■ Extracto del documento
┄┄┄┄┄┄┄┄┄┄┄┄┄┄┄┄┄┄┄┄

IU hacia el despeñadero

Unas cuantas de las personas más decentes que conozco militan en Izquierda Unida. Buena gente con muy pocos matices, se distinguen, entre otras virtudes escasamente frecuentes, por su compromiso sincero, una amplia tolerancia hacia la crítica sumada a una disposición casi masoquista a la autocrítica, y un notable realismo que compatibilizan con toda naturalidad con el utopismo que les viene de fábrica. Lo malo para ellos y ellas —y creo que para la buena política en general— es que comparten carné con una jarca de tipejos que representan lo más rastrero de la condición humana. Oportunistas, intrigantes, ególatras superlativos, trapicheros, vividores y mangantes irredentos han anidado en la coalición —copando buena parte de los puestos de mando— desde el mismo instante de su fundación.

Siempre será un misterio para mi cómo durante casi treinta años han podido coexistir bajo las mismas siglas estas dos formas diametralmente opuestas de entender no ya la pertenencia a una organización sino la vida. Tremendo, además, que en prácticamente todas las colisiones que ha habido, que han sido un huevo y medio, hayan palmado sistemáticamente los honrados, mientras los canallas se veían reforzados en su tenebroso poder.

¿Hasta cuándo? La escisión más reciente, la encabezada por Tania Sánchez en Madrid, podría marcar el auténtico principio del fin. A eso huele. No deja de ser ironía que IU se hunda en el guano justamente cuando se dan las circunstancias objetivas más propicias para pintar algo. También lo es que la fuerza que sí ha sabido aprovechar el tirón, Podemos, haya salido en buena medida de su seno.

EB, pelea por un muerto

Hay poemas dadaístas mil veces más comprensibles que las crónicas periodísticas que van dando cuenta de la gangrena terminal de eso que se llamó Ezker Batua-Berdeak y ahora no existe forma de nombrar sin meter la pata. Sus protagonistas, embebidos hasta la alienación en la trifulca por el cobro de una herencia que en el mercado político vale menos que las siglas de la ORT, no se enteran de que el resto de los mortales, incluidos los que se sintieron quinto espacio, contempla el penoso espectáculo como una pelea en el barro pillada al azar en un zapping. A los tres segundos aburre. A los cuatro, provoca un bochorno infinito. Y a los cinco, el dedo busca en el mando una teletienda salvadora. Cualquier aspiradora mágica, cualquier ingenio que pique, corte, machaque y bata tiene más dignidad que esta reyerta macarril de nunchakus y puños americanos que nos están ofreciendo en abierto los que hasta ayer nos explicaban cómo había de ser el mundo perfecto.

┄┄┄┄┄┄┄┄┄┄┄┄┄┄┄┄┄┄┄┄

■ Información extraída

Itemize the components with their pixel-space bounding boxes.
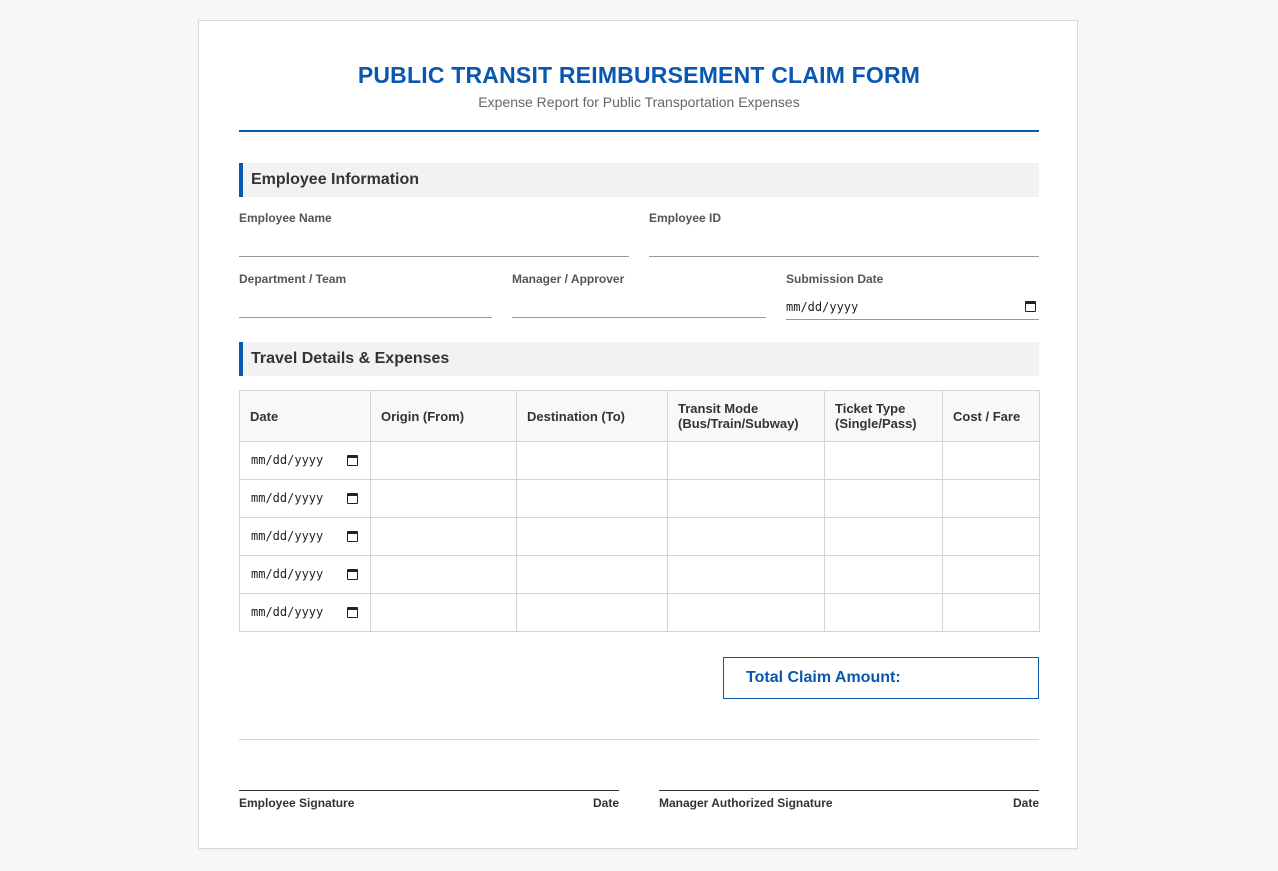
submission-date-placeholder: mm/dd/yyyy: [786, 300, 859, 314]
row-date-placeholder: mm/dd/yyyy: [251, 529, 324, 543]
table-row: mm/dd/yyyy: [239, 555, 1040, 594]
cost-cell[interactable]: [942, 555, 1040, 594]
section-heading-travel: Travel Details & Expenses: [239, 342, 1039, 376]
cost-cell[interactable]: [942, 479, 1040, 518]
signature-divider: [239, 739, 1039, 740]
ticket-type-cell[interactable]: [824, 517, 943, 556]
origin-cell[interactable]: [370, 517, 517, 556]
table-row: mm/dd/yyyy: [239, 479, 1040, 518]
calendar-icon[interactable]: [347, 607, 358, 618]
ticket-type-cell[interactable]: [824, 441, 943, 480]
date-cell[interactable]: mm/dd/yyyy: [239, 517, 371, 556]
header-divider: [239, 130, 1039, 132]
table-row: mm/dd/yyyy: [239, 441, 1040, 480]
column-header-transit-mode: Transit Mode (Bus/Train/Subway): [667, 390, 825, 442]
calendar-icon[interactable]: [347, 455, 358, 466]
table-header-row: Date Origin (From) Destination (To) Tran…: [239, 390, 1040, 442]
ticket-type-cell[interactable]: [824, 555, 943, 594]
origin-cell[interactable]: [370, 441, 517, 480]
form-header: PUBLIC TRANSIT REIMBURSEMENT CLAIM FORM …: [239, 61, 1039, 110]
claim-form-page: PUBLIC TRANSIT REIMBURSEMENT CLAIM FORM …: [198, 20, 1078, 849]
date-cell[interactable]: mm/dd/yyyy: [239, 555, 371, 594]
total-claim-box: Total Claim Amount:: [723, 657, 1039, 699]
origin-cell[interactable]: [370, 555, 517, 594]
ticket-type-cell[interactable]: [824, 479, 943, 518]
employee-name-label: Employee Name: [239, 211, 332, 225]
section-heading-employee: Employee Information: [239, 163, 1039, 197]
employee-signature-date-label: Date: [592, 796, 619, 810]
column-header-ticket-type: Ticket Type (Single/Pass): [824, 390, 943, 442]
table-row: mm/dd/yyyy: [239, 517, 1040, 556]
ticket-type-cell[interactable]: [824, 593, 943, 632]
row-date-input[interactable]: mm/dd/yyyy: [251, 442, 358, 479]
employee-id-group: Employee ID: [649, 211, 1039, 257]
employee-id-input[interactable]: [649, 233, 1039, 257]
transit-mode-cell[interactable]: [667, 517, 825, 556]
column-header-origin: Origin (From): [370, 390, 517, 442]
transit-mode-cell[interactable]: [667, 593, 825, 632]
transit-mode-cell[interactable]: [667, 441, 825, 480]
cost-cell[interactable]: [942, 441, 1040, 480]
date-cell[interactable]: mm/dd/yyyy: [239, 593, 371, 632]
destination-cell[interactable]: [516, 479, 668, 518]
row-date-placeholder: mm/dd/yyyy: [251, 453, 324, 467]
calendar-icon[interactable]: [347, 531, 358, 542]
submission-date-group: Submission Date mm/dd/yyyy: [786, 272, 1039, 322]
manager-signature-label: Manager Authorized Signature: [659, 796, 833, 810]
transit-mode-cell[interactable]: [667, 479, 825, 518]
row-date-input[interactable]: mm/dd/yyyy: [251, 594, 358, 631]
column-header-destination: Destination (To): [516, 390, 668, 442]
total-claim-label: Total Claim Amount:: [746, 669, 901, 686]
manager-input[interactable]: [512, 294, 766, 318]
destination-cell[interactable]: [516, 517, 668, 556]
row-date-input[interactable]: mm/dd/yyyy: [251, 518, 358, 555]
manager-signature-date-label: Date: [1012, 796, 1039, 810]
destination-cell[interactable]: [516, 441, 668, 480]
date-cell[interactable]: mm/dd/yyyy: [239, 479, 371, 518]
row-date-placeholder: mm/dd/yyyy: [251, 567, 324, 581]
employee-name-input[interactable]: [239, 233, 629, 257]
employee-signature-line[interactable]: Employee Signature Date: [239, 790, 619, 810]
column-header-date: Date: [239, 390, 371, 442]
destination-cell[interactable]: [516, 593, 668, 632]
calendar-icon[interactable]: [347, 493, 358, 504]
employee-signature-label: Employee Signature: [239, 796, 355, 810]
manager-signature-line[interactable]: Manager Authorized Signature Date: [659, 790, 1039, 810]
row-date-input[interactable]: mm/dd/yyyy: [251, 480, 358, 517]
manager-label: Manager / Approver: [512, 272, 625, 286]
employee-id-label: Employee ID: [649, 211, 722, 225]
date-cell[interactable]: mm/dd/yyyy: [239, 441, 371, 480]
cost-cell[interactable]: [942, 517, 1040, 556]
row-date-input[interactable]: mm/dd/yyyy: [251, 556, 358, 593]
origin-cell[interactable]: [370, 479, 517, 518]
column-header-cost: Cost / Fare: [942, 390, 1040, 442]
form-subtitle: Expense Report for Public Transportation…: [478, 94, 800, 110]
department-group: Department / Team: [239, 272, 492, 318]
submission-date-label: Submission Date: [786, 272, 884, 286]
employee-name-group: Employee Name: [239, 211, 629, 257]
calendar-icon[interactable]: [1025, 301, 1036, 312]
calendar-icon[interactable]: [347, 569, 358, 580]
submission-date-input[interactable]: mm/dd/yyyy: [786, 294, 1039, 320]
table-row: mm/dd/yyyy: [239, 593, 1040, 632]
row-date-placeholder: mm/dd/yyyy: [251, 491, 324, 505]
destination-cell[interactable]: [516, 555, 668, 594]
department-label: Department / Team: [239, 272, 347, 286]
row-date-placeholder: mm/dd/yyyy: [251, 605, 324, 619]
manager-group: Manager / Approver: [512, 272, 766, 318]
form-title: PUBLIC TRANSIT REIMBURSEMENT CLAIM FORM: [357, 62, 921, 88]
expenses-table: Date Origin (From) Destination (To) Tran…: [239, 390, 1040, 632]
cost-cell[interactable]: [942, 593, 1040, 632]
origin-cell[interactable]: [370, 593, 517, 632]
transit-mode-cell[interactable]: [667, 555, 825, 594]
department-input[interactable]: [239, 294, 492, 318]
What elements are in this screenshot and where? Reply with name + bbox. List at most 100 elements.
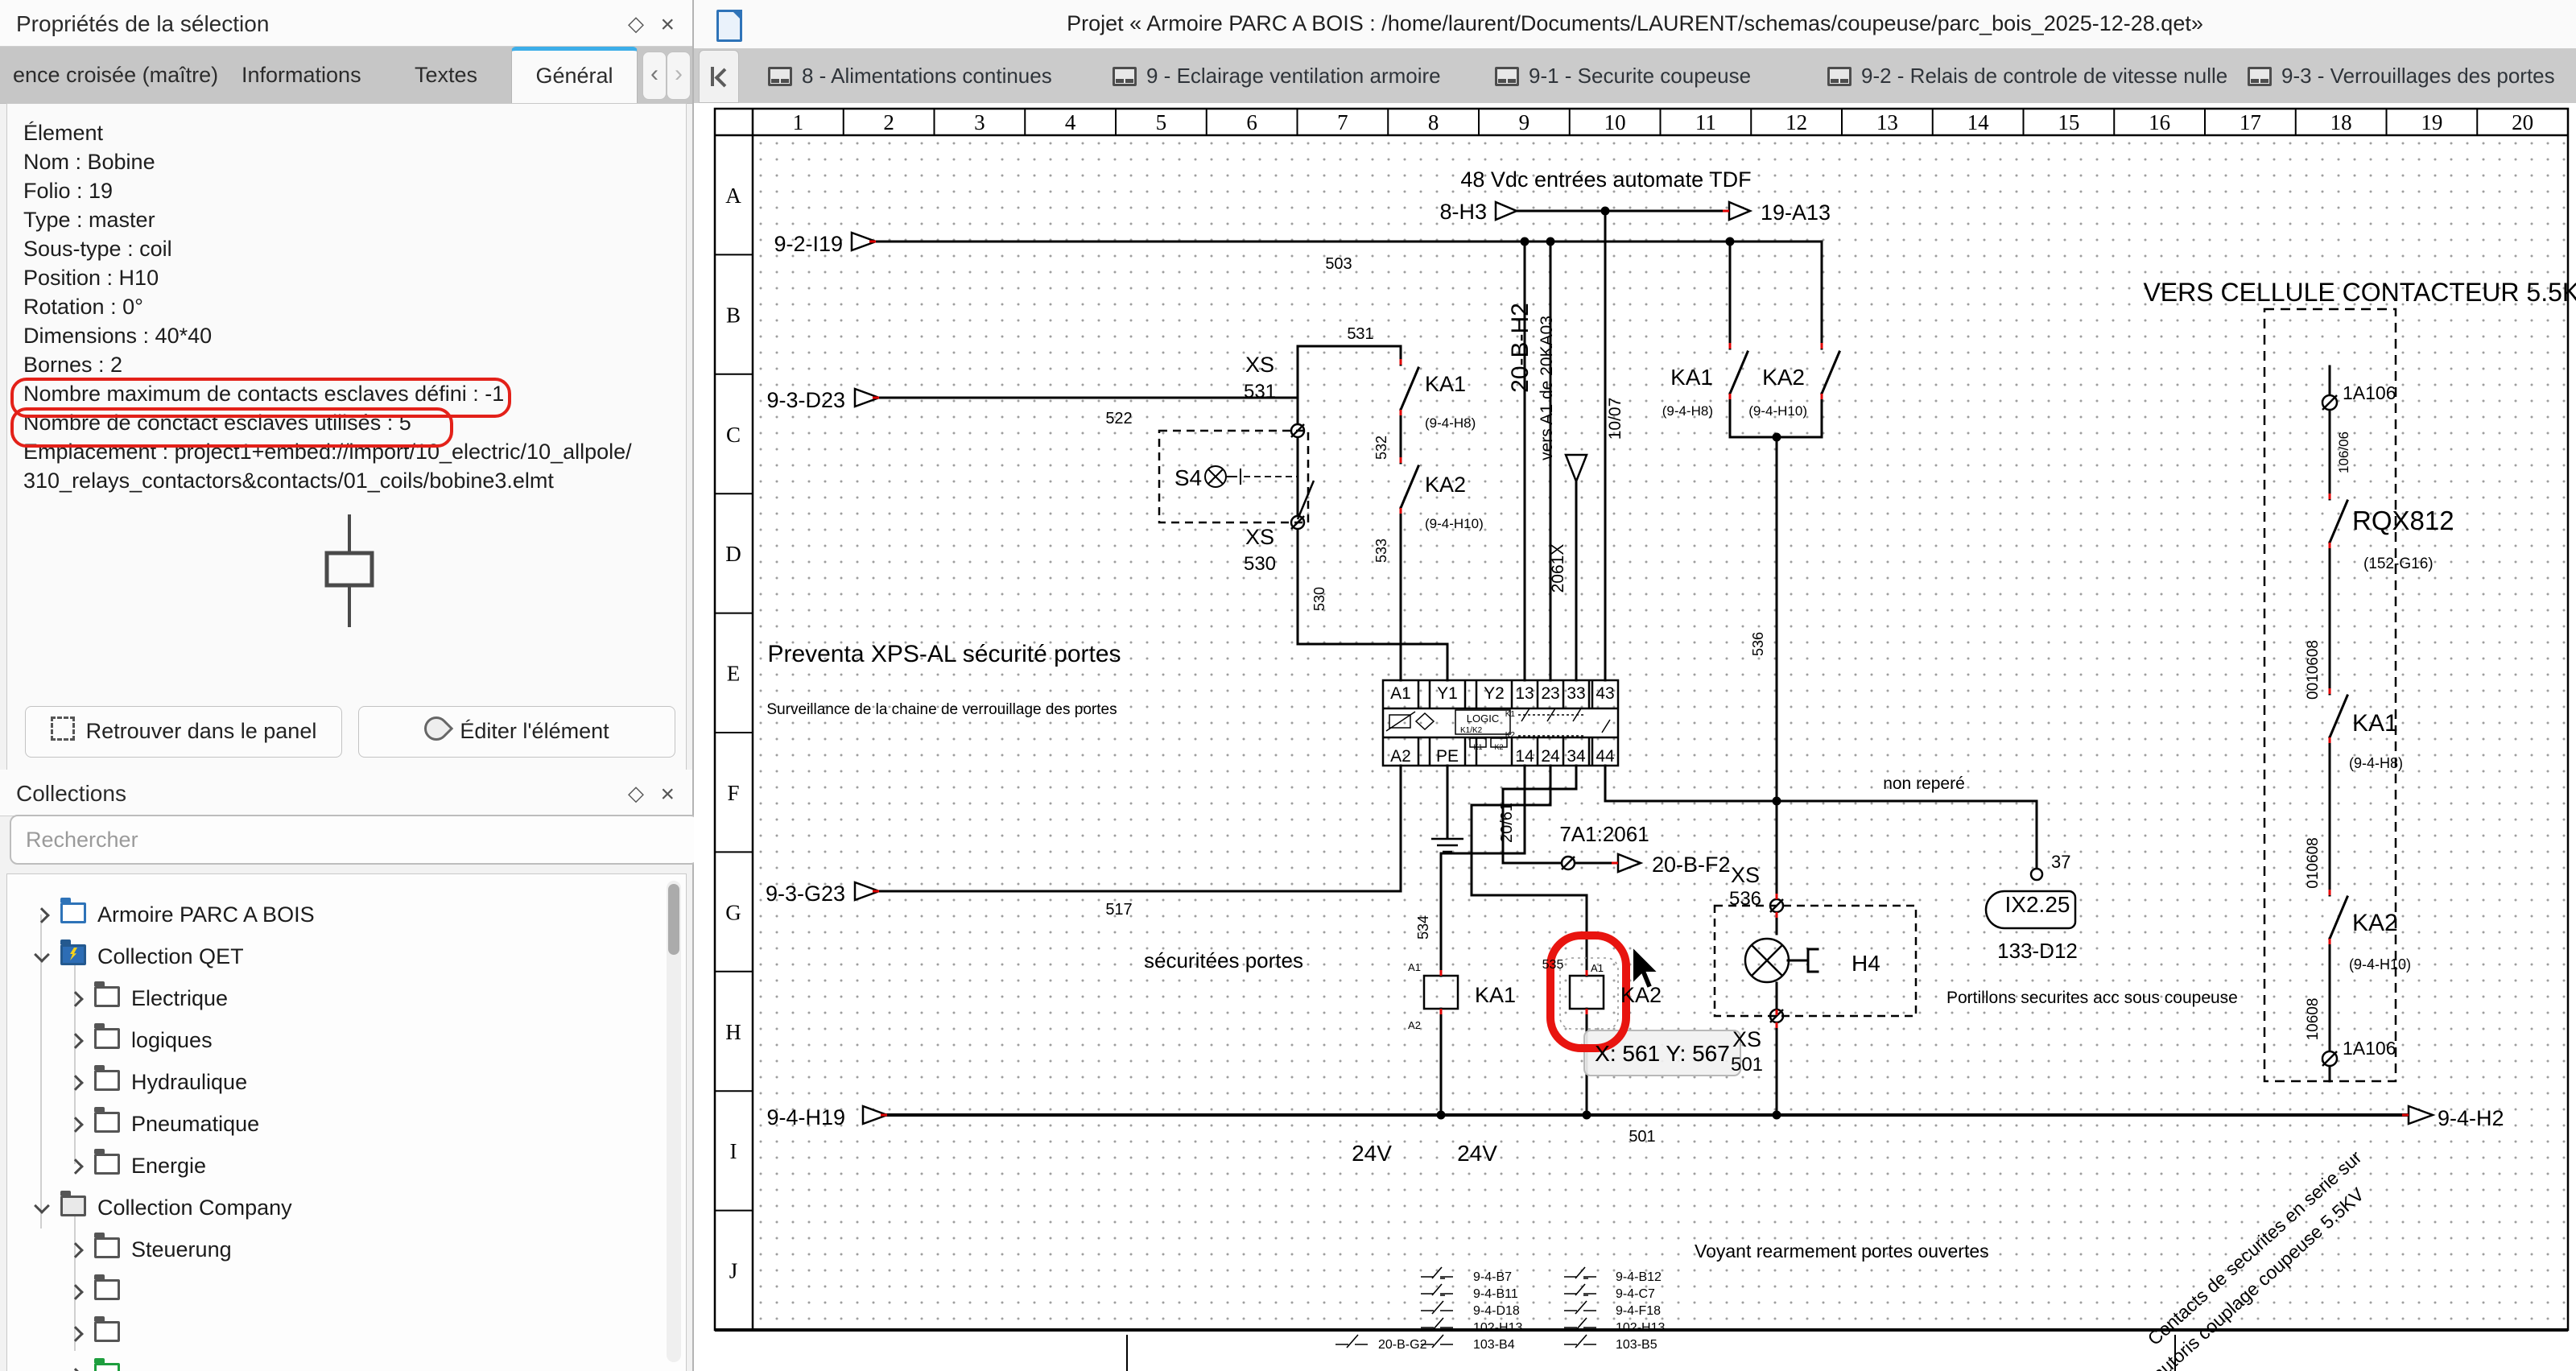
folio-tab-8[interactable]: 8 - Alimentations continues xyxy=(768,48,1052,103)
tree-scrollbar-thumb[interactable] xyxy=(668,884,679,955)
collections-panel-header: Collections ◇ × xyxy=(0,770,692,816)
chevron-right-icon[interactable] xyxy=(68,1368,84,1371)
chevron-right-icon[interactable] xyxy=(34,907,50,923)
properties-panel-header: Propriétés de la sélection ◇ × xyxy=(0,0,692,47)
folder-icon xyxy=(94,1070,120,1091)
schematic-label: 18 xyxy=(2330,110,2352,134)
schematic-label: K1 xyxy=(1505,710,1516,719)
chevron-right-icon[interactable] xyxy=(68,1075,84,1091)
chevron-right-icon[interactable] xyxy=(68,1326,84,1342)
tree-item-pneumatique[interactable]: Pneumatique xyxy=(7,1103,686,1145)
schematic-label: A1 xyxy=(1390,684,1411,703)
close-panel-icon[interactable]: × xyxy=(660,11,675,39)
schematic-label: RQX812 xyxy=(2352,506,2454,535)
tab-general[interactable]: Général xyxy=(511,47,638,107)
collections-panel-title: Collections xyxy=(16,781,126,807)
schematic-label: (9-4-H8) xyxy=(2349,755,2403,771)
schematic-label: VERS CELLULE CONTACTEUR 5.5KV xyxy=(2143,278,2576,307)
schematic-label: E xyxy=(727,662,741,686)
search-input[interactable] xyxy=(10,815,699,865)
edit-element-icon xyxy=(419,712,453,745)
schematic-label: 43 xyxy=(1596,684,1614,703)
schematic-label: 1 xyxy=(793,110,804,134)
chevron-right-icon[interactable] xyxy=(68,1117,84,1133)
folio-tab-9-1[interactable]: 9-1 - Securite coupeuse xyxy=(1495,48,1751,103)
schematic-drawing: 48 Vdc entrées automate TDF8-H319-A139-2… xyxy=(694,103,2576,1371)
schematic-label: 34 xyxy=(1567,747,1586,766)
schematic-label: 9-4-C7 xyxy=(1616,1287,1655,1301)
close-panel-icon[interactable]: × xyxy=(660,781,675,808)
tree-item-collection-company[interactable]: Collection Company xyxy=(7,1187,686,1229)
float-panel-icon[interactable]: ◇ xyxy=(628,11,644,36)
properties-tab-bar: ence croisée (maître) Informations Texte… xyxy=(0,47,692,104)
tree-item-unnamed[interactable] xyxy=(7,1354,686,1371)
tree-item-steuerung[interactable]: Steuerung xyxy=(7,1229,686,1270)
schematic-label: KA2 xyxy=(1762,365,1805,390)
tree-item-electrique[interactable]: Electrique xyxy=(7,977,686,1019)
prop-dimensions: Dimensions : 40*40 xyxy=(23,321,686,350)
prop-type: Type : master xyxy=(23,205,686,234)
tree-item-logiques[interactable]: logiques xyxy=(7,1019,686,1061)
schematic-label: vers A1 de 20KA03 xyxy=(1538,316,1556,460)
prop-max-esclaves: Nombre maximum de contacts esclaves défi… xyxy=(23,379,686,408)
schematic-label: 14 xyxy=(1967,110,1990,134)
tab-scroll-left-icon[interactable]: ‹ xyxy=(642,52,667,100)
tab-informations[interactable]: Informations xyxy=(233,47,369,103)
schematic-label: A1 xyxy=(1408,961,1421,973)
chevron-right-icon[interactable] xyxy=(68,1284,84,1300)
schematic-label: 501 xyxy=(1731,1054,1763,1076)
chevron-down-icon[interactable] xyxy=(34,947,50,963)
schematic-label: B xyxy=(726,303,741,327)
folio-tab-9-2[interactable]: 9-2 - Relais de controle de vitesse null… xyxy=(1827,48,2227,103)
schematic-label: F xyxy=(727,781,739,805)
folder-icon xyxy=(94,1112,120,1133)
prop-emplacement-1: Emplacement : project1+embed://import/10… xyxy=(23,437,686,466)
schematic-label: A1 xyxy=(1591,962,1604,974)
chevron-down-icon[interactable] xyxy=(34,1198,50,1214)
editer-element-button[interactable]: Éditer l'élément xyxy=(358,706,675,758)
schematic-label: 16 xyxy=(2149,110,2170,134)
tab-textes[interactable]: Textes xyxy=(407,47,485,103)
tree-item-energie[interactable]: Energie xyxy=(7,1145,686,1187)
tree-item-collection-qet[interactable]: Collection QET xyxy=(7,935,686,977)
tree-item-unnamed[interactable] xyxy=(7,1312,686,1354)
folio-tab-9-3[interactable]: 9-3 - Verrouillages des portes xyxy=(2248,48,2555,103)
schematic-label: 19 xyxy=(2421,110,2442,134)
schematic-label: G xyxy=(725,900,741,924)
schematic-canvas[interactable]: 48 Vdc entrées automate TDF8-H319-A139-2… xyxy=(694,103,2576,1371)
chevron-right-icon[interactable] xyxy=(68,1158,84,1175)
chevron-right-icon[interactable] xyxy=(68,991,84,1007)
collections-tree: Armoire PARC A BOIS Collection QET Elect… xyxy=(6,873,687,1371)
schematic-label: 9-4-B12 xyxy=(1616,1270,1662,1284)
schematic-label: 6 xyxy=(1246,110,1257,134)
schematic-label: Y2 xyxy=(1484,684,1505,703)
tree-item-hydraulique[interactable]: Hydraulique xyxy=(7,1061,686,1103)
prop-position: Position : H10 xyxy=(23,263,686,292)
schematic-label: non reperé xyxy=(1883,774,1965,793)
schematic-label: J xyxy=(729,1259,738,1283)
schematic-label: 533 xyxy=(1373,539,1389,563)
first-folio-button[interactable] xyxy=(699,50,739,103)
folio-tab-9[interactable]: 9 - Eclairage ventilation armoire xyxy=(1113,48,1441,103)
retrouver-panel-button[interactable]: Retrouver dans le panel xyxy=(25,706,342,758)
tab-reference-croisee[interactable]: ence croisée (maître) xyxy=(5,47,226,103)
tree-item-unnamed[interactable] xyxy=(7,1270,686,1312)
chevron-right-icon[interactable] xyxy=(68,1242,84,1258)
schematic-label: 530 xyxy=(1244,553,1276,575)
schematic-label: K1 xyxy=(1473,743,1482,751)
tree-item-armoire-parc-a-bois[interactable]: Armoire PARC A BOIS xyxy=(7,894,686,935)
properties-content: Élement Nom : Bobine Folio : 19 Type : m… xyxy=(6,103,687,770)
tree-scrollbar[interactable] xyxy=(667,881,681,1362)
schematic-label: 532 xyxy=(1373,436,1389,460)
schematic-label: 4 xyxy=(1065,110,1076,134)
schematic-label: Portillons securites acc sous coupeuse xyxy=(1946,989,2238,1007)
tab-scroll-right-icon[interactable]: › xyxy=(667,52,691,100)
schematic-label: 501 xyxy=(1629,1128,1655,1146)
project-title: Projet « Armoire PARC A BOIS : /home/lau… xyxy=(694,11,2576,36)
schematic-label: A2 xyxy=(1390,747,1411,766)
first-icon xyxy=(711,67,714,86)
chevron-right-icon[interactable] xyxy=(68,1033,84,1049)
float-panel-icon[interactable]: ◇ xyxy=(628,781,644,806)
schematic-label: 530 xyxy=(1311,587,1327,611)
schematic-label: (152-G16) xyxy=(2363,555,2434,572)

┄┄┄┄┄┄┄┄┄┄┄┄┄┄┄┄┄┄┄┄

■ Objetivos
a – Según el extracto del documento, ¿quién encabezó la escisión más reciente en Madrid?
b – Pasa al inglés esta oración del extracto del documento: "La escisión más reciente, la encabezada por Tania Sánchez en Madrid, podría marcar el auténtico principio del fin."

■ Respuestas por tarea
a – Tania Sánchez.

b – The most recent split, the one led by Tania Sánchez in Madrid, could mark the real beginning of the end.